▶ _What to do_: Carry none of the pictures over; write out the complete data exactly.

▶ _Records for this task_:
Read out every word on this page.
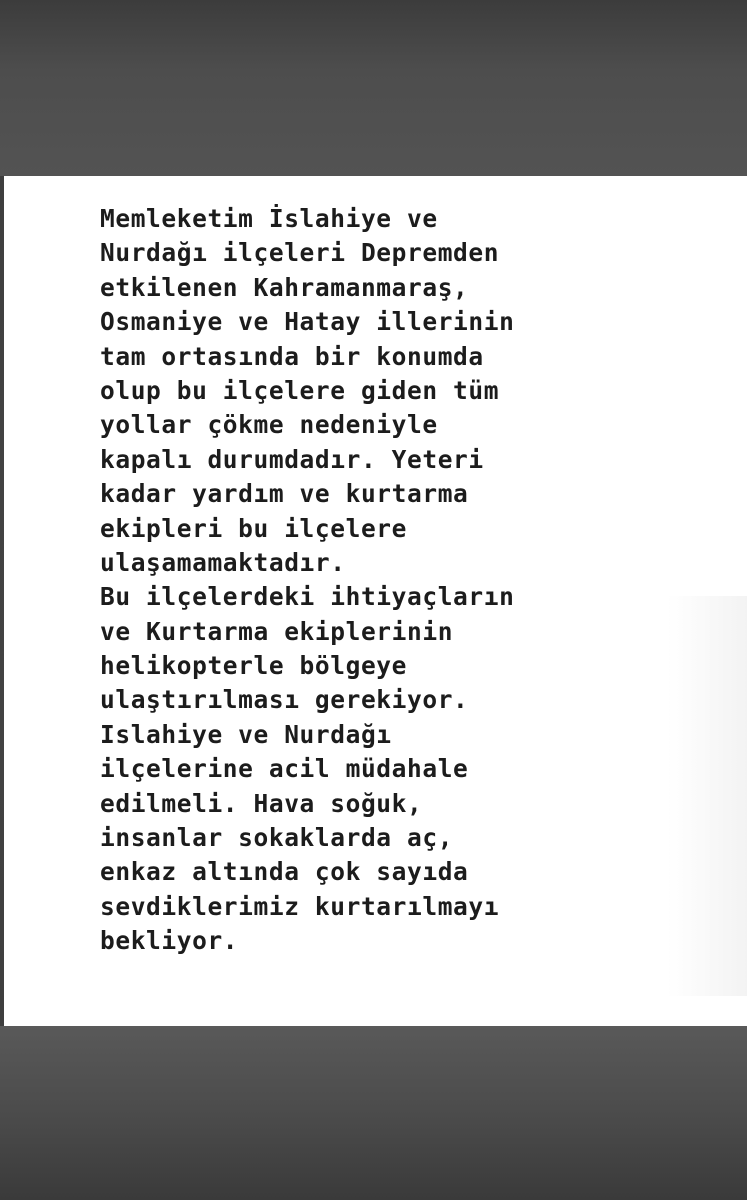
Memleketim İslahiye ve
Nurdağı ilçeleri Depremden
etkilenen Kahramanmaraş,
Osmaniye ve Hatay illerinin
tam ortasında bir konumda
olup bu ilçelere giden tüm
yollar çökme nedeniyle
kapalı durumdadır. Yeteri
kadar yardım ve kurtarma
ekipleri bu ilçelere
ulaşamamaktadır.
Bu ilçelerdeki ihtiyaçların
ve Kurtarma ekiplerinin
helikopterle bölgeye
ulaştırılması gerekiyor.
Islahiye ve Nurdağı
ilçelerine acil müdahale
edilmeli. Hava soğuk,
insanlar sokaklarda aç,
enkaz altında çok sayıda
sevdiklerimiz kurtarılmayı
bekliyor.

▶ _Exercise solution_:
Read out every word on this page.
Memleketim İslahiye ve
Nurdağı ilçeleri Depremden
etkilenen Kahramanmaraş,
Osmaniye ve Hatay illerinin
tam ortasında bir konumda
olup bu ilçelere giden tüm
yollar çökme nedeniyle
kapalı durumdadır. Yeteri
kadar yardım ve kurtarma
ekipleri bu ilçelere
ulaşamamaktadır.
Bu ilçelerdeki ihtiyaçların
ve Kurtarma ekiplerinin
helikopterle bölgeye
ulaştırılması gerekiyor.
Islahiye ve Nurdağı
ilçelerine acil müdahale
edilmeli. Hava soğuk,
insanlar sokaklarda aç,
enkaz altında çok sayıda
sevdiklerimiz kurtarılmayı
bekliyor.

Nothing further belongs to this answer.